Aim of the exercise ::
Repeat all of the data precisely.

[Entries with figure data]
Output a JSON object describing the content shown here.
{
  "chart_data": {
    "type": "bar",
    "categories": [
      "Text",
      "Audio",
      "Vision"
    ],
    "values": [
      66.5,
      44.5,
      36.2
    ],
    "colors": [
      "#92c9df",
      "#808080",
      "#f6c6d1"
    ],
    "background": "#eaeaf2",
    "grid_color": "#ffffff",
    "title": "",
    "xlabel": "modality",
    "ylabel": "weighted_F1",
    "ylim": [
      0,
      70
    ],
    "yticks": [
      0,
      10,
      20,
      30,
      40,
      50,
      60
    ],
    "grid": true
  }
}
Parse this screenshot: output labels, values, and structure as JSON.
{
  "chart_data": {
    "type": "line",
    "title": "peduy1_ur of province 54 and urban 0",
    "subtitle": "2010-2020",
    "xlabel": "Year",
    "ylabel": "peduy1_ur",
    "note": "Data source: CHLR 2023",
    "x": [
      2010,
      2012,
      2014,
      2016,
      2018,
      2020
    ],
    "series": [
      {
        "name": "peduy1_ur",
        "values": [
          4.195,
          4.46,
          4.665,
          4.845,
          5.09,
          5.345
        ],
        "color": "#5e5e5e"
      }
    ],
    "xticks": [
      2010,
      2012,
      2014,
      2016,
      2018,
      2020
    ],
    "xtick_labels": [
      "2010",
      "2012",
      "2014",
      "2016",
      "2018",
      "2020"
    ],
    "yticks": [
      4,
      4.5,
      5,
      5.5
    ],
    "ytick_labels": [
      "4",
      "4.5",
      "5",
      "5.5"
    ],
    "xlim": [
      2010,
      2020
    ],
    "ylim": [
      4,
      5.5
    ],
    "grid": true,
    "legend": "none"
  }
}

Expected answer ::
Output a JSON object describing the content shown here.
{
  "chart_data": {
    "type": "bar",
    "categories": [
      "Text",
      "Audio",
      "Vision"
    ],
    "values": [
      66.5,
      44.5,
      36.2
    ],
    "colors": [
      "#92c9df",
      "#808080",
      "#f6c6d1"
    ],
    "background": "#eaeaf2",
    "grid_color": "#ffffff",
    "title": "",
    "xlabel": "modality",
    "ylabel": "weighted_F1",
    "ylim": [
      0,
      70
    ],
    "yticks": [
      0,
      10,
      20,
      30,
      40,
      50,
      60
    ],
    "grid": true
  }
}
Parse this screenshot: output labels, values, and structure as JSON.
{
  "chart_data": {
    "type": "line",
    "title": "peduy1_ur of province 54 and urban 0",
    "subtitle": "2010-2020",
    "xlabel": "Year",
    "ylabel": "peduy1_ur",
    "note": "Data source: CHLR 2023",
    "x": [
      2010,
      2012,
      2014,
      2016,
      2018,
      2020
    ],
    "series": [
      {
        "name": "peduy1_ur",
        "values": [
          4.195,
          4.46,
          4.665,
          4.845,
          5.09,
          5.345
        ],
        "color": "#5e5e5e"
      }
    ],
    "xticks": [
      2010,
      2012,
      2014,
      2016,
      2018,
      2020
    ],
    "xtick_labels": [
      "2010",
      "2012",
      "2014",
      "2016",
      "2018",
      "2020"
    ],
    "yticks": [
      4,
      4.5,
      5,
      5.5
    ],
    "ytick_labels": [
      "4",
      "4.5",
      "5",
      "5.5"
    ],
    "xlim": [
      2010,
      2020
    ],
    "ylim": [
      4,
      5.5
    ],
    "grid": true,
    "legend": "none"
  }
}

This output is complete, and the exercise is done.